START Source data

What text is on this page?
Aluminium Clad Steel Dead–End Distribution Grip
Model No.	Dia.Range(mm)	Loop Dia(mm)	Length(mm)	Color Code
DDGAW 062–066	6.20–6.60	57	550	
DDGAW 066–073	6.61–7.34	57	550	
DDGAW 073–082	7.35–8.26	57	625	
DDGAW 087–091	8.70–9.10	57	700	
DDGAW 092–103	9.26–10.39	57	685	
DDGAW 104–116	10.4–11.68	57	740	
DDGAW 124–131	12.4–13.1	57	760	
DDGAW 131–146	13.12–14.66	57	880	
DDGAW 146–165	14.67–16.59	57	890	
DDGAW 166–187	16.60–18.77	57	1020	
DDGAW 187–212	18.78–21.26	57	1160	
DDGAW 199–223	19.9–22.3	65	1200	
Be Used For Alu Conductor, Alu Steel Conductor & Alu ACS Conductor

END Source data

Given problem
Reproduce each entry word for word.

Response below
What text is on this page?
Aluminium Clad Steel Dead–End Distribution Grip
Model No.	Dia.Range(mm)	Loop Dia(mm)	Length(mm)	Color Code
DDGAW 062–066	6.20–6.60	57	550	
DDGAW 066–073	6.61–7.34	57	550	
DDGAW 073–082	7.35–8.26	57	625	
DDGAW 087–091	8.70–9.10	57	700	
DDGAW 092–103	9.26–10.39	57	685	
DDGAW 104–116	10.4–11.68	57	740	
DDGAW 124–131	12.4–13.1	57	760	
DDGAW 131–146	13.12–14.66	57	880	
DDGAW 146–165	14.67–16.59	57	890	
DDGAW 166–187	16.60–18.77	57	1020	
DDGAW 187–212	18.78–21.26	57	1160	
DDGAW 199–223	19.9–22.3	65	1200	
Be Used For Alu Conductor, Alu Steel Conductor & Alu ACS Conductor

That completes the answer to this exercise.